Stored items from a collection:
====
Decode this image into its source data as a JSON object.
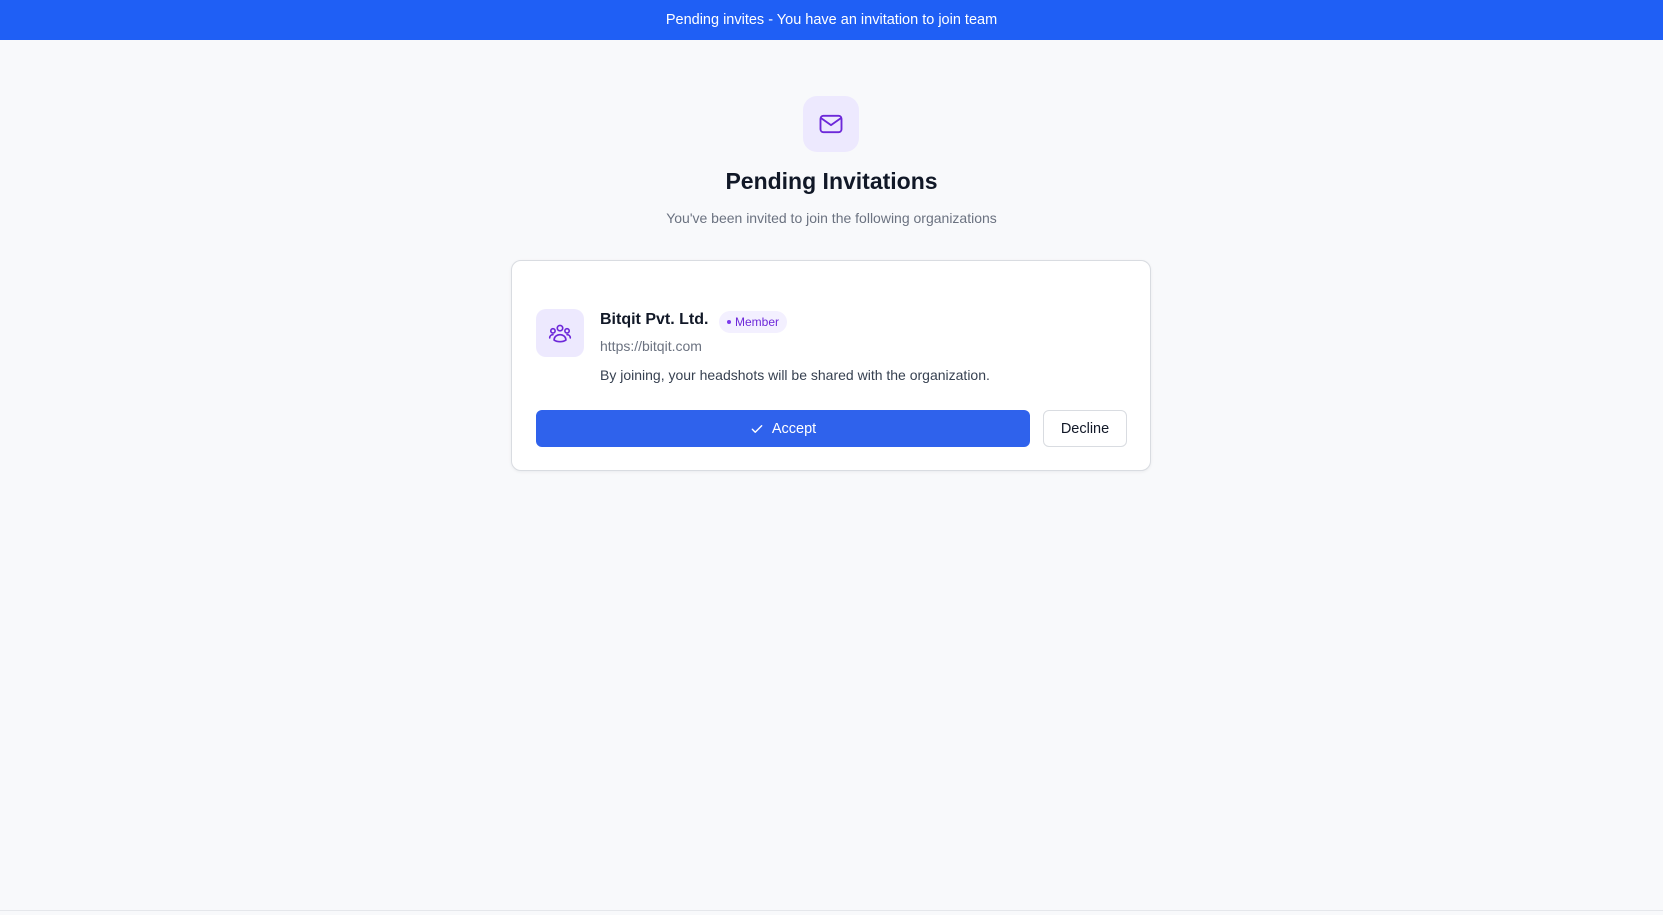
{
  "banner": {
    "text": "Pending invites - You have an invitation to join team"
  },
  "header": {
    "icon": "mail-icon",
    "title": "Pending Invitations",
    "subtitle": "You've been invited to join the following organizations"
  },
  "invitations": [
    {
      "org_name": "Bitqit Pvt. Ltd.",
      "role": "Member",
      "url": "https://bitqit.com",
      "description": "By joining, your headshots will be shared with the organization.",
      "icon": "users-icon",
      "accept_label": "Accept",
      "decline_label": "Decline"
    }
  ],
  "colors": {
    "banner": "#1f5ff5",
    "primary_button": "#2f62ec",
    "accent_purple": "#7c3aed",
    "icon_bg": "#ede9fe",
    "page_bg": "#f8f9fb"
  }
}
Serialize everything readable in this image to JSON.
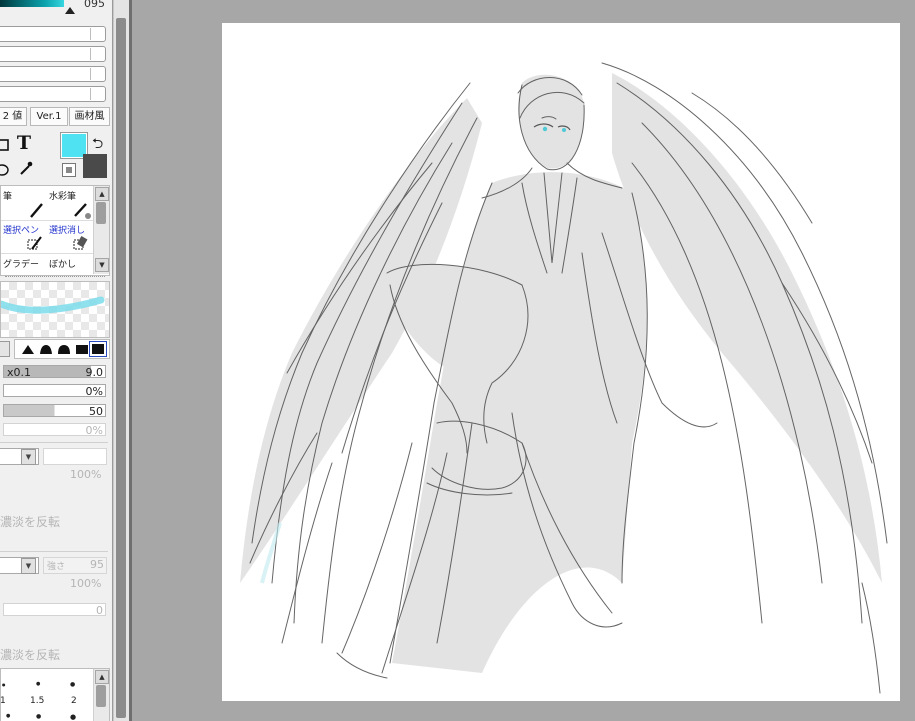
{
  "color": {
    "hue_value": "095",
    "foreground": "#4fe2f3",
    "background": "#4a4a4a"
  },
  "modes": [
    "2 値",
    "Ver.1",
    "画材風"
  ],
  "tools_icons": [
    "bucket-icon",
    "text-tool-icon",
    "eyedropper-icon",
    "lasso-icon"
  ],
  "tool_palette": {
    "row1": [
      "筆",
      "水彩筆"
    ],
    "row2": [
      "選択ペン",
      "選択消し"
    ],
    "row3": [
      "グラデー",
      "ぼかし"
    ]
  },
  "brush": {
    "size_multiplier": "x0.1",
    "size": "9.0",
    "min_size": "0%",
    "density": "50",
    "blending": "0%",
    "percent_a": "100%",
    "invert_a": "濃淡を反転",
    "strength_label": "強さ",
    "strength": "95",
    "percent_b": "100%",
    "value_c": "0",
    "invert_b": "濃淡を反転"
  },
  "size_presets": [
    "1",
    "1.5",
    "2"
  ]
}
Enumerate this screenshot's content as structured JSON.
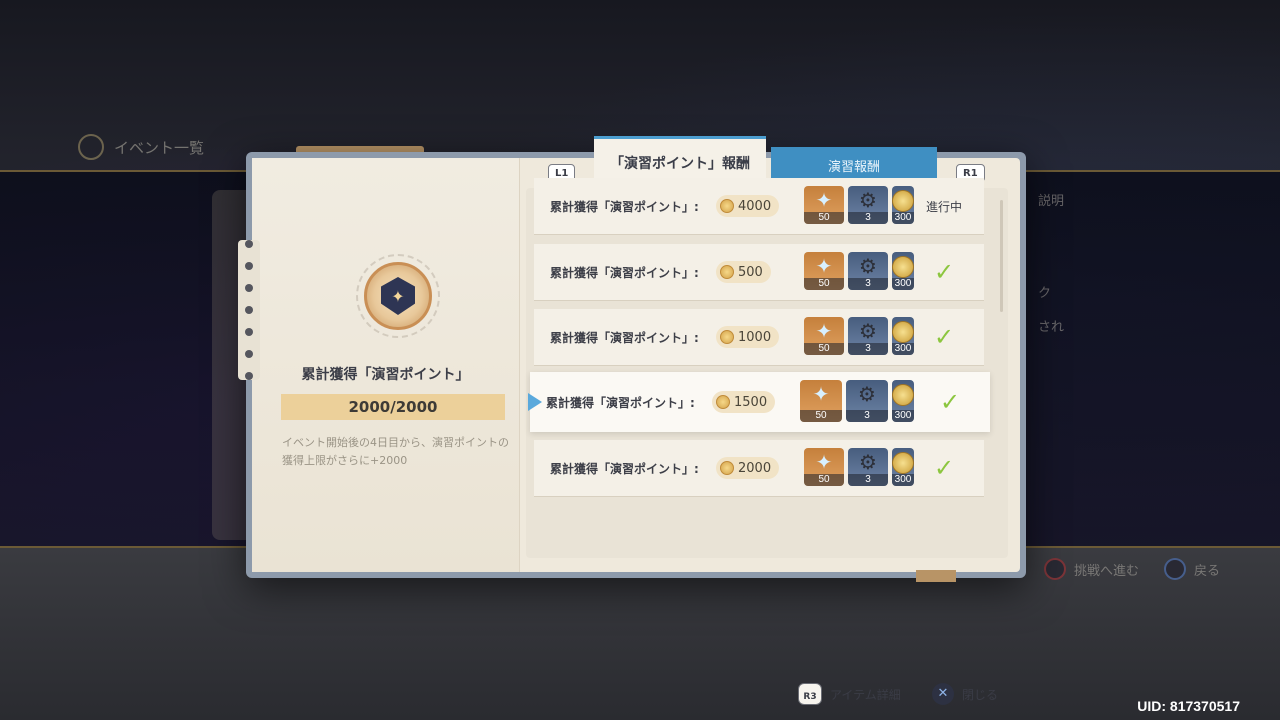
{
  "background": {
    "title": "イベント一覧",
    "right_text_1": "説明",
    "right_text_2": "ク",
    "right_text_3": "され",
    "hint_advance": "挑戦へ進む",
    "hint_back": "戻る"
  },
  "uid": "UID: 817370517",
  "modal": {
    "key_left": "L1",
    "key_right": "R1",
    "tab_active": "「演習ポイント」報酬",
    "tab_inactive": "演習報酬",
    "left": {
      "title": "累計獲得「演習ポイント」",
      "progress": "2000/2000",
      "description": "イベント開始後の4日目から、演習ポイントの獲得上限がさらに+2000"
    },
    "rows": [
      {
        "label": "累計獲得「演習ポイント」:",
        "points": "4000",
        "rewards": [
          "50",
          "3",
          "300"
        ],
        "status": "進行中",
        "completed": false
      },
      {
        "label": "累計獲得「演習ポイント」:",
        "points": "500",
        "rewards": [
          "50",
          "3",
          "300"
        ],
        "status": "",
        "completed": true
      },
      {
        "label": "累計獲得「演習ポイント」:",
        "points": "1000",
        "rewards": [
          "50",
          "3",
          "300"
        ],
        "status": "",
        "completed": true
      },
      {
        "label": "累計獲得「演習ポイント」:",
        "points": "1500",
        "rewards": [
          "50",
          "3",
          "300"
        ],
        "status": "",
        "completed": true
      },
      {
        "label": "累計獲得「演習ポイント」:",
        "points": "2000",
        "rewards": [
          "50",
          "3",
          "300"
        ],
        "status": "",
        "completed": true
      }
    ],
    "footer": {
      "item_detail_key": "R3",
      "item_detail": "アイテム詳細",
      "close_key": "✕",
      "close": "閉じる"
    }
  },
  "icons": {
    "reward_1": "primogem-star-icon",
    "reward_2": "hydraulic-item-icon",
    "reward_3": "mora-coin-icon",
    "check": "checkmark-icon"
  },
  "colors": {
    "accent_blue": "#3f8fc2",
    "progress_fill": "#ecd09a",
    "check_green": "#8cc63f"
  }
}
====
■ The exercise ■
Only the lines from the line containing "Enumerate this screenshot's" through the end of the data are to be reproduced, exactly and with both ends included; pictures are omitted.

■ The answer ■
Enumerate this screenshot's content as structured JSON.
{
  "background": {
    "title": "イベント一覧",
    "right_text_1": "説明",
    "right_text_2": "ク",
    "right_text_3": "され",
    "hint_advance": "挑戦へ進む",
    "hint_back": "戻る"
  },
  "uid": "UID: 817370517",
  "modal": {
    "key_left": "L1",
    "key_right": "R1",
    "tab_active": "「演習ポイント」報酬",
    "tab_inactive": "演習報酬",
    "left": {
      "title": "累計獲得「演習ポイント」",
      "progress": "2000/2000",
      "description": "イベント開始後の4日目から、演習ポイントの獲得上限がさらに+2000"
    },
    "rows": [
      {
        "label": "累計獲得「演習ポイント」:",
        "points": "4000",
        "rewards": [
          "50",
          "3",
          "300"
        ],
        "status": "進行中",
        "completed": false
      },
      {
        "label": "累計獲得「演習ポイント」:",
        "points": "500",
        "rewards": [
          "50",
          "3",
          "300"
        ],
        "status": "",
        "completed": true
      },
      {
        "label": "累計獲得「演習ポイント」:",
        "points": "1000",
        "rewards": [
          "50",
          "3",
          "300"
        ],
        "status": "",
        "completed": true
      },
      {
        "label": "累計獲得「演習ポイント」:",
        "points": "1500",
        "rewards": [
          "50",
          "3",
          "300"
        ],
        "status": "",
        "completed": true
      },
      {
        "label": "累計獲得「演習ポイント」:",
        "points": "2000",
        "rewards": [
          "50",
          "3",
          "300"
        ],
        "status": "",
        "completed": true
      }
    ],
    "footer": {
      "item_detail_key": "R3",
      "item_detail": "アイテム詳細",
      "close_key": "✕",
      "close": "閉じる"
    }
  },
  "icons": {
    "reward_1": "primogem-star-icon",
    "reward_2": "hydraulic-item-icon",
    "reward_3": "mora-coin-icon",
    "check": "checkmark-icon"
  },
  "colors": {
    "accent_blue": "#3f8fc2",
    "progress_fill": "#ecd09a",
    "check_green": "#8cc63f"
  }
}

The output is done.